Exercise: State only the number of lines that contain the string "this".

◆ ◆ ◆ ◆ ◆

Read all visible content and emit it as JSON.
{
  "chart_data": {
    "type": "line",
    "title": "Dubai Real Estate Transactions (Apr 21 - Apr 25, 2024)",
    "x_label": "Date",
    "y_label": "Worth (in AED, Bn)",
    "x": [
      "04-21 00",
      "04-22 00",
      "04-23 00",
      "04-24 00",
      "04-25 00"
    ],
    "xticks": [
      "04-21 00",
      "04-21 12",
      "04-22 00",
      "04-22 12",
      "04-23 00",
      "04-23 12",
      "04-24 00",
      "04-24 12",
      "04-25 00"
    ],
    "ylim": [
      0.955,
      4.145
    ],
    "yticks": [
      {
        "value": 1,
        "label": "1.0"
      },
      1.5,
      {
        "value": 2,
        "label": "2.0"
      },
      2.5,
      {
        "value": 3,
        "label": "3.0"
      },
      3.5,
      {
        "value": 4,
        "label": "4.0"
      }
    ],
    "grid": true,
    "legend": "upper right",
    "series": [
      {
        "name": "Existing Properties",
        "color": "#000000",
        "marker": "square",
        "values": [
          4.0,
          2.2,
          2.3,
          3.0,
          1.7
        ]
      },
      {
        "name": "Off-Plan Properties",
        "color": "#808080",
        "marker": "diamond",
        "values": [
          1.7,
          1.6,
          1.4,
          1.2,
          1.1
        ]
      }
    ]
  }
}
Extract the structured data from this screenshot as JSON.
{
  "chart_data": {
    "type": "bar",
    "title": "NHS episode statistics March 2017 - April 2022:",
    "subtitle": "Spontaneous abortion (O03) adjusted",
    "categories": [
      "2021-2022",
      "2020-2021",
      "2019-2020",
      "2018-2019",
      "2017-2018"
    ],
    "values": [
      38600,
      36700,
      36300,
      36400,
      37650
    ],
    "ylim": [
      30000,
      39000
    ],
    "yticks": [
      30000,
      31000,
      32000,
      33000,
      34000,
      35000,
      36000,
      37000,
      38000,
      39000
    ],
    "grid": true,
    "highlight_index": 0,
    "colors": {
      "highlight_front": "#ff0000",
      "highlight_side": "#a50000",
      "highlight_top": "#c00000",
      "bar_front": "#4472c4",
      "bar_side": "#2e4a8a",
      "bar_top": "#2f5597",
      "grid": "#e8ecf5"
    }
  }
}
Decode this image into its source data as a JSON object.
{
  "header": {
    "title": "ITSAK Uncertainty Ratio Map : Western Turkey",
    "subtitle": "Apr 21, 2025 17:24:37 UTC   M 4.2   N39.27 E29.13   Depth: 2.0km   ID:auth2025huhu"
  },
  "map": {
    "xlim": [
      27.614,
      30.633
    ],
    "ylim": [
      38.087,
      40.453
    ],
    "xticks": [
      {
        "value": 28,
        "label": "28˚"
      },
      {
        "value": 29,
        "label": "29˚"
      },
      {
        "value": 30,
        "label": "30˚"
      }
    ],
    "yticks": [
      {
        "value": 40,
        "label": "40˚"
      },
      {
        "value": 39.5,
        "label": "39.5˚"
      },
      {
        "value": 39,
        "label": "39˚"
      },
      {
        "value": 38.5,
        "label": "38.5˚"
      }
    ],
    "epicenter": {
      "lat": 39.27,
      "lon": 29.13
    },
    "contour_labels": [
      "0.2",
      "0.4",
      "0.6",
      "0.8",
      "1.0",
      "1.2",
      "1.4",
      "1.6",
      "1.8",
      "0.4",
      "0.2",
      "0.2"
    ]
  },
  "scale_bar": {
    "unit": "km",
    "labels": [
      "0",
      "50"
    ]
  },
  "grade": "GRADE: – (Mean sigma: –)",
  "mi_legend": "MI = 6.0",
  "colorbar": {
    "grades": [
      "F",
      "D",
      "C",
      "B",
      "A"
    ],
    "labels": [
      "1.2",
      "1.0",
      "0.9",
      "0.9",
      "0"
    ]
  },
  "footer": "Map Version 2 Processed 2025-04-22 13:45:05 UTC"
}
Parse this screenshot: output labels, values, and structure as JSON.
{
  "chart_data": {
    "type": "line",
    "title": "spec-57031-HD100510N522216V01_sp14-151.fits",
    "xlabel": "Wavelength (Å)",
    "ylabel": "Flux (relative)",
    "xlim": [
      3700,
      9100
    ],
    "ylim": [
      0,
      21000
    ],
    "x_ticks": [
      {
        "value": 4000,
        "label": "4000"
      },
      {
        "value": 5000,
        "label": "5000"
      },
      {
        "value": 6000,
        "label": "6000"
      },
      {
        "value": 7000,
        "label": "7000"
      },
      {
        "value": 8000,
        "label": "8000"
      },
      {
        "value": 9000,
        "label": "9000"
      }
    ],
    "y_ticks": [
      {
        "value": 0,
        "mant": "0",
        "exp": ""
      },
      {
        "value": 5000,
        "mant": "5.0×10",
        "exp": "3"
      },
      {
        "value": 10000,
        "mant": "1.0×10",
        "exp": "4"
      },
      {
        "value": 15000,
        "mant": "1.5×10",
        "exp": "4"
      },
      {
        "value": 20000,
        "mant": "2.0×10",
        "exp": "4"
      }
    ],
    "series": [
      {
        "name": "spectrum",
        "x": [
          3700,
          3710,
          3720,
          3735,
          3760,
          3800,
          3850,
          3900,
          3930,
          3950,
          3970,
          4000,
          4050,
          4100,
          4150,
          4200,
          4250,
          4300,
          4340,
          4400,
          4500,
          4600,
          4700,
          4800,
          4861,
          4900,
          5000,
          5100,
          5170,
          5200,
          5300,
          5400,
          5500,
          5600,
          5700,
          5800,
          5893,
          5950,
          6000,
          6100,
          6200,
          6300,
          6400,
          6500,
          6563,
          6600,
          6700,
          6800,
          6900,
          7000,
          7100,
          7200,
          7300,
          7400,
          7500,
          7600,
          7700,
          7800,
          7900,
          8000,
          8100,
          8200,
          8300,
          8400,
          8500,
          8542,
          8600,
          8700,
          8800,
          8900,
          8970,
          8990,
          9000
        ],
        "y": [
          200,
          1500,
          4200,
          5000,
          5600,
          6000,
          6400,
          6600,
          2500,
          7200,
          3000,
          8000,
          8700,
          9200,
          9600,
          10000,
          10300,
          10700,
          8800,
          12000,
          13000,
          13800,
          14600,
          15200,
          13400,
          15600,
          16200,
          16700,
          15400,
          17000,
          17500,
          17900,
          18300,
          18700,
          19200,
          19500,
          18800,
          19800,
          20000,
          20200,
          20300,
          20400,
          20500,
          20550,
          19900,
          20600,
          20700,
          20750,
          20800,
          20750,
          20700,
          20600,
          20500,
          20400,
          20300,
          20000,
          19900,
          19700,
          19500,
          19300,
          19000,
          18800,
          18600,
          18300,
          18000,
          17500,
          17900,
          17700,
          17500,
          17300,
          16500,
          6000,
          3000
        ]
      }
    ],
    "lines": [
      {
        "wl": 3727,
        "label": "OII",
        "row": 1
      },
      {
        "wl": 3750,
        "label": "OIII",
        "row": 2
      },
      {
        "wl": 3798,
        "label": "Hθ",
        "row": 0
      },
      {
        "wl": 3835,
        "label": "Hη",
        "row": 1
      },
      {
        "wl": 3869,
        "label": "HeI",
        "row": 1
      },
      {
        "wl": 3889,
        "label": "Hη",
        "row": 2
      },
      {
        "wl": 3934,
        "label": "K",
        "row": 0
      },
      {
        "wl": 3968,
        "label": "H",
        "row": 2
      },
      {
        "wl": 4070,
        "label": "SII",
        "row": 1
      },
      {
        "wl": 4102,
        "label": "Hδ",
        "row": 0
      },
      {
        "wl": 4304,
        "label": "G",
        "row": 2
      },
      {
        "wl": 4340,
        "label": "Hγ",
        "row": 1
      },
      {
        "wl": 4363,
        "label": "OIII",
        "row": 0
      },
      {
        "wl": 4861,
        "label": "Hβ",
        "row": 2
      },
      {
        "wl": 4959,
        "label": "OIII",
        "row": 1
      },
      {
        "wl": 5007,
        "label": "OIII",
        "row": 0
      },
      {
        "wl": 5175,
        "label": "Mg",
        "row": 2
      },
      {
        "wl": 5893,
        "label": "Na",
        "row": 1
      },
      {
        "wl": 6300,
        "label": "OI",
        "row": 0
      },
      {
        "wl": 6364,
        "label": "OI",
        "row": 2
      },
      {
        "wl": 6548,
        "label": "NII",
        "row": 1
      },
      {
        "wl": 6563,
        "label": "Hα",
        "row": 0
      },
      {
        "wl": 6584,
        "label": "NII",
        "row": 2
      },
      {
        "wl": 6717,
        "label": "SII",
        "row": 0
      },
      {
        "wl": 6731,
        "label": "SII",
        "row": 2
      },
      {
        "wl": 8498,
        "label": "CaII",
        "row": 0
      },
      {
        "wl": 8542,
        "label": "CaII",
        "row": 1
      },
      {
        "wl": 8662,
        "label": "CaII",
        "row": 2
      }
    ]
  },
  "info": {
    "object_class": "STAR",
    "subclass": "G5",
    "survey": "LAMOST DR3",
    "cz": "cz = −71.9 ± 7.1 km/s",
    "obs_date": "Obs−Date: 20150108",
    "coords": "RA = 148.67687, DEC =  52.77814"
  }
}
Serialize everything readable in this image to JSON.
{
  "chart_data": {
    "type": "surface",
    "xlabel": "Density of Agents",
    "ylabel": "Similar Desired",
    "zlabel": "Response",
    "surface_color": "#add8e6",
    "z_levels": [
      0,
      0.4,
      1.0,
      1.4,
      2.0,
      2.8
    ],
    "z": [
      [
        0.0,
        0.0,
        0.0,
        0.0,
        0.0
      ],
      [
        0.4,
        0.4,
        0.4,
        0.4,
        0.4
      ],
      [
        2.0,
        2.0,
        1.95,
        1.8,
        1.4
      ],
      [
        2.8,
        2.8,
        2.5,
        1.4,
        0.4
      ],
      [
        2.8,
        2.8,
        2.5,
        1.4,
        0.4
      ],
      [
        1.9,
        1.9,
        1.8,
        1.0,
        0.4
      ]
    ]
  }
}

◆ ◆ ◆ ◆ ◆

Task answer: 4